**WORK TO COMPLETE**
Using the records below, give the number of lines where the word "JSON" appears, with no further output.
'''
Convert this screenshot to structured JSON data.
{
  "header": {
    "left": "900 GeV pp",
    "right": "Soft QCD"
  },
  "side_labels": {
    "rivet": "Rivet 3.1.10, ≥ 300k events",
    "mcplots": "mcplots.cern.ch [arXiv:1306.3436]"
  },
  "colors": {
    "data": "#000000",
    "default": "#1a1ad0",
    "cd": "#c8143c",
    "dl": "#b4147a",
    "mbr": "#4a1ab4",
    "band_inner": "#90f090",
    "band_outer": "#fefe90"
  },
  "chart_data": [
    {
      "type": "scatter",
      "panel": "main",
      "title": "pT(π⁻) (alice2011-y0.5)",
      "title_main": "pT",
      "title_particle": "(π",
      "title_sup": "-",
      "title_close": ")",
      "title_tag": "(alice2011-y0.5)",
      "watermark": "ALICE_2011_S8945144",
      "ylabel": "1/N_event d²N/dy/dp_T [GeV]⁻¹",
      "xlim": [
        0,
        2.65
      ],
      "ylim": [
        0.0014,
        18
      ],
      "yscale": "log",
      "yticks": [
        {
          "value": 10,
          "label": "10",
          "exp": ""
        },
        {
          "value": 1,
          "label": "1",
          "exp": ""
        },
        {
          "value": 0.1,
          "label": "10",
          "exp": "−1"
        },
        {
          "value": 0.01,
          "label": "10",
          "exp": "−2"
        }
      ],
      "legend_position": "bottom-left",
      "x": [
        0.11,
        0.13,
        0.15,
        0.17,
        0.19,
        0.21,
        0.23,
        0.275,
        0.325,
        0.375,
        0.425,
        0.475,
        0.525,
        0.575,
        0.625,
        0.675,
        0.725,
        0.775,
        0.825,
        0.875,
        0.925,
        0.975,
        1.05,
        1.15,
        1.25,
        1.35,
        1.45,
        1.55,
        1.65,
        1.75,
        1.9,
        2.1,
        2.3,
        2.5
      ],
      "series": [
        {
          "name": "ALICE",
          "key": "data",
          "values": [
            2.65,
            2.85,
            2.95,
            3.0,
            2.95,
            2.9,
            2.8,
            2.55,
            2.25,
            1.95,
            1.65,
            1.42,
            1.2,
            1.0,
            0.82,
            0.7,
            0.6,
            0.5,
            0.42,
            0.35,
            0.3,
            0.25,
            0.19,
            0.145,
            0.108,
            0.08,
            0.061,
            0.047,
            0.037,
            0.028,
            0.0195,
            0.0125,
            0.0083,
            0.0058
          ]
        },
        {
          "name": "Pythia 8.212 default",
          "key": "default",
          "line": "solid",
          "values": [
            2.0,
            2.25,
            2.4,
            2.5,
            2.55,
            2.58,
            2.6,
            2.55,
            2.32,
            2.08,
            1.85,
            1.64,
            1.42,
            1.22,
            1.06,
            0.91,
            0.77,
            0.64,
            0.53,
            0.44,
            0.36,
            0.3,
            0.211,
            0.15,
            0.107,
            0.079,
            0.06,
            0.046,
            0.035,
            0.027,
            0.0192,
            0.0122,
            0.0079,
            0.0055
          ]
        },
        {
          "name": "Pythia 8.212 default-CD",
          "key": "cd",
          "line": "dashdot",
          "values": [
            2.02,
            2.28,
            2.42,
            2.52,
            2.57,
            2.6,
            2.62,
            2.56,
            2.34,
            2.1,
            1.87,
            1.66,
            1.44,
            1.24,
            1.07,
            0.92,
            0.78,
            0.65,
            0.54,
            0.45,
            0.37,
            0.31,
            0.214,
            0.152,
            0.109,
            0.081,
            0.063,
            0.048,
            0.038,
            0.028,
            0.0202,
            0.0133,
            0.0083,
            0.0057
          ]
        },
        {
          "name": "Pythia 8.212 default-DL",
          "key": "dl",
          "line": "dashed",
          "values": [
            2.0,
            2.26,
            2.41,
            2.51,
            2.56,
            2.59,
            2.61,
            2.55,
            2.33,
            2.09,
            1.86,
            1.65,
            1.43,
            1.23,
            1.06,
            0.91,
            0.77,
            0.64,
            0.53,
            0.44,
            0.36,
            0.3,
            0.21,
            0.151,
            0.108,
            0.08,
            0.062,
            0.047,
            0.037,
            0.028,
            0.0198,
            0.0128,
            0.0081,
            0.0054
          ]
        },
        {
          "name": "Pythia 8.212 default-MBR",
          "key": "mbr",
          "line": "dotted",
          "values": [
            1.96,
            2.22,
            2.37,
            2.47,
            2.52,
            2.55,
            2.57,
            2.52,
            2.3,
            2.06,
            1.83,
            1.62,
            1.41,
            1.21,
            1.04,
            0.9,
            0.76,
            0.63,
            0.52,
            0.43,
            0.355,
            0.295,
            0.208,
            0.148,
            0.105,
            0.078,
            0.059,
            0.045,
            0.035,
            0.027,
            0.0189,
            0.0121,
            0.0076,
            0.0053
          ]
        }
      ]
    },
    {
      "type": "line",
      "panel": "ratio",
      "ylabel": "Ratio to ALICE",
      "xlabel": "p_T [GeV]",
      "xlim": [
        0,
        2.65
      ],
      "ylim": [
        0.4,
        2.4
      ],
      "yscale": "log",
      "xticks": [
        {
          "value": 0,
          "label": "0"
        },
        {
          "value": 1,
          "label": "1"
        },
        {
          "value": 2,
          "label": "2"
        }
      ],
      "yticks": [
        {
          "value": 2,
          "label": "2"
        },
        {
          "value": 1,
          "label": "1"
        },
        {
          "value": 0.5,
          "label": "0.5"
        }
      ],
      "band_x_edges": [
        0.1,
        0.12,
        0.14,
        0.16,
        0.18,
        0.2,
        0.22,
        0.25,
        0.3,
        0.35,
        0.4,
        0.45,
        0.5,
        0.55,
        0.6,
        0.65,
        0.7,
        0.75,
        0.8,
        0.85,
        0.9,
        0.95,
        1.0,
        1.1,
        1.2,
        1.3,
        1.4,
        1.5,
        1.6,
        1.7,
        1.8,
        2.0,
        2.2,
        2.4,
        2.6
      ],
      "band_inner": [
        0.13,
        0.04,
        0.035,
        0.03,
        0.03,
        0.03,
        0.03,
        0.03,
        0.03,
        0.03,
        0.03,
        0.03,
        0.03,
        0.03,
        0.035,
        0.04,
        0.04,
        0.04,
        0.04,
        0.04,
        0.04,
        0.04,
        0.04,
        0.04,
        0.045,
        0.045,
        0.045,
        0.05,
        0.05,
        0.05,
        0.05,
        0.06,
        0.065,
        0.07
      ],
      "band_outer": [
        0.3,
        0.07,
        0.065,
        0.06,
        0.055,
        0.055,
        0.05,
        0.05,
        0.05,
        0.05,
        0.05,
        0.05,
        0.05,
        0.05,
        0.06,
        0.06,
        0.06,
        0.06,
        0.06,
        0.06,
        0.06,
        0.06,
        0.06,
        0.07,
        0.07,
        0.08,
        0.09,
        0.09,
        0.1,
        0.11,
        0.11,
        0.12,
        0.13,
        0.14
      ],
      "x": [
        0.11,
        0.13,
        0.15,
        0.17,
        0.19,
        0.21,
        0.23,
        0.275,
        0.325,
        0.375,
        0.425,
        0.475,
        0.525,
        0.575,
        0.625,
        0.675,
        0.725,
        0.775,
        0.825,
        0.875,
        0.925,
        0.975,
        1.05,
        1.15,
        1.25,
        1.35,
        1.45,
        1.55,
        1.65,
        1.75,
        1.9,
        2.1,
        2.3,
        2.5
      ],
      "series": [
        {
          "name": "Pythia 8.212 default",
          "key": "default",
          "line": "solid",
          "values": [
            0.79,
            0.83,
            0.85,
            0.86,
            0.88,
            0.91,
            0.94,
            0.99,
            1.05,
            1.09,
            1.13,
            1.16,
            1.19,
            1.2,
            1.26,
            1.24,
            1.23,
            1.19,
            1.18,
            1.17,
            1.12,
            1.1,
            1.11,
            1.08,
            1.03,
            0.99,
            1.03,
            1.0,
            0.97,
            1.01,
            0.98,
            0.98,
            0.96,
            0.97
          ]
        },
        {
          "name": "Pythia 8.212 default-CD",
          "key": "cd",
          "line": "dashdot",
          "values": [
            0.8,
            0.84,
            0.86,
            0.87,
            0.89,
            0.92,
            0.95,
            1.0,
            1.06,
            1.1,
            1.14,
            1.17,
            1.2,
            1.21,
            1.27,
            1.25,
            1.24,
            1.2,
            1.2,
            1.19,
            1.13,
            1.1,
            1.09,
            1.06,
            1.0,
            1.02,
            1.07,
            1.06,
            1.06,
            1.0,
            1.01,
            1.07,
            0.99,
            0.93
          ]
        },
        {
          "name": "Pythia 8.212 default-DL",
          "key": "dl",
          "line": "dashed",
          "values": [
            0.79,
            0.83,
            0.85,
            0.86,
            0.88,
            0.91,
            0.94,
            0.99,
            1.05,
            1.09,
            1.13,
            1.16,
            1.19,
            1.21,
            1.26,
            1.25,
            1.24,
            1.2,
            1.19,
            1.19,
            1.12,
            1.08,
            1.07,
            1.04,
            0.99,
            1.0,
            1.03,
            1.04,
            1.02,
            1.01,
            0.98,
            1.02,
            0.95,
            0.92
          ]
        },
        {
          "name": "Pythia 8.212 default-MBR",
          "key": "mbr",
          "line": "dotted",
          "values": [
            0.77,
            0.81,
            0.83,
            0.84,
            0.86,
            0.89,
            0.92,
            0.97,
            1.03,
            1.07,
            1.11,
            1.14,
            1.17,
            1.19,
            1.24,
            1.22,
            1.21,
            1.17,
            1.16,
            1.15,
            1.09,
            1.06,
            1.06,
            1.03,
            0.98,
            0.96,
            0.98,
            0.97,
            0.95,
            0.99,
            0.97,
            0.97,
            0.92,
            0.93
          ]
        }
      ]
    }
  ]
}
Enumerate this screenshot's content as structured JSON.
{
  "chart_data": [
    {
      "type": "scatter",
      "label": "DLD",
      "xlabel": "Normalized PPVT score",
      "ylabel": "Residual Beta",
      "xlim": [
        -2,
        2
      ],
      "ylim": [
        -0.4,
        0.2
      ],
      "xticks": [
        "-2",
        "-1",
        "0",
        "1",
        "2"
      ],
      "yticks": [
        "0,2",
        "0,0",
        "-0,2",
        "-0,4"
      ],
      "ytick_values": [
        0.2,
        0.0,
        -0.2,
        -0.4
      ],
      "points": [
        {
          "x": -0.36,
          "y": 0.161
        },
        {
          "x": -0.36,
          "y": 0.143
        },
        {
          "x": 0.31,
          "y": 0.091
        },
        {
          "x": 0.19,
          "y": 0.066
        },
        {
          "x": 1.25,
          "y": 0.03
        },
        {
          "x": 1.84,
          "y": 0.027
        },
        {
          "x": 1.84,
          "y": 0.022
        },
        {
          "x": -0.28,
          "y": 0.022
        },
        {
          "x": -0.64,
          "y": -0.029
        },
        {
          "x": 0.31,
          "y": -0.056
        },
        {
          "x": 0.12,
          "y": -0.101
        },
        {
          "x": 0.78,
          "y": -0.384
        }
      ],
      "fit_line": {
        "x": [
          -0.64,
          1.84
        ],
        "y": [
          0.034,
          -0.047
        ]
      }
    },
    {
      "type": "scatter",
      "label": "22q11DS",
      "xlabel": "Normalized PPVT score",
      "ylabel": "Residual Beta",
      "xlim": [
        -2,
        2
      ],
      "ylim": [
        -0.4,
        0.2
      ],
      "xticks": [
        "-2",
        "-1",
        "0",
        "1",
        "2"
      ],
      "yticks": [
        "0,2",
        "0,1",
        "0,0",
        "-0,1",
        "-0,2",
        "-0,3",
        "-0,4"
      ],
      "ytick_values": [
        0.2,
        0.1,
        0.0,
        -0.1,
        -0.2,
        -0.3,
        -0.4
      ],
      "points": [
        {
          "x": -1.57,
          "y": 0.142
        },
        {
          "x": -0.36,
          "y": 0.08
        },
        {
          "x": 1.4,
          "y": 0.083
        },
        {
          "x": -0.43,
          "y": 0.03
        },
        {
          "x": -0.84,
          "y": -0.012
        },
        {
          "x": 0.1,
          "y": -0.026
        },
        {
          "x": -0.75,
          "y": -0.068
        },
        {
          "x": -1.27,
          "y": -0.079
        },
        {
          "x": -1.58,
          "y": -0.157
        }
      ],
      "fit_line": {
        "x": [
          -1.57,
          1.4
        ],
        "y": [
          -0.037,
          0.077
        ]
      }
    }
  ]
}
'''
**RESULT OF THE EXERCISE**
2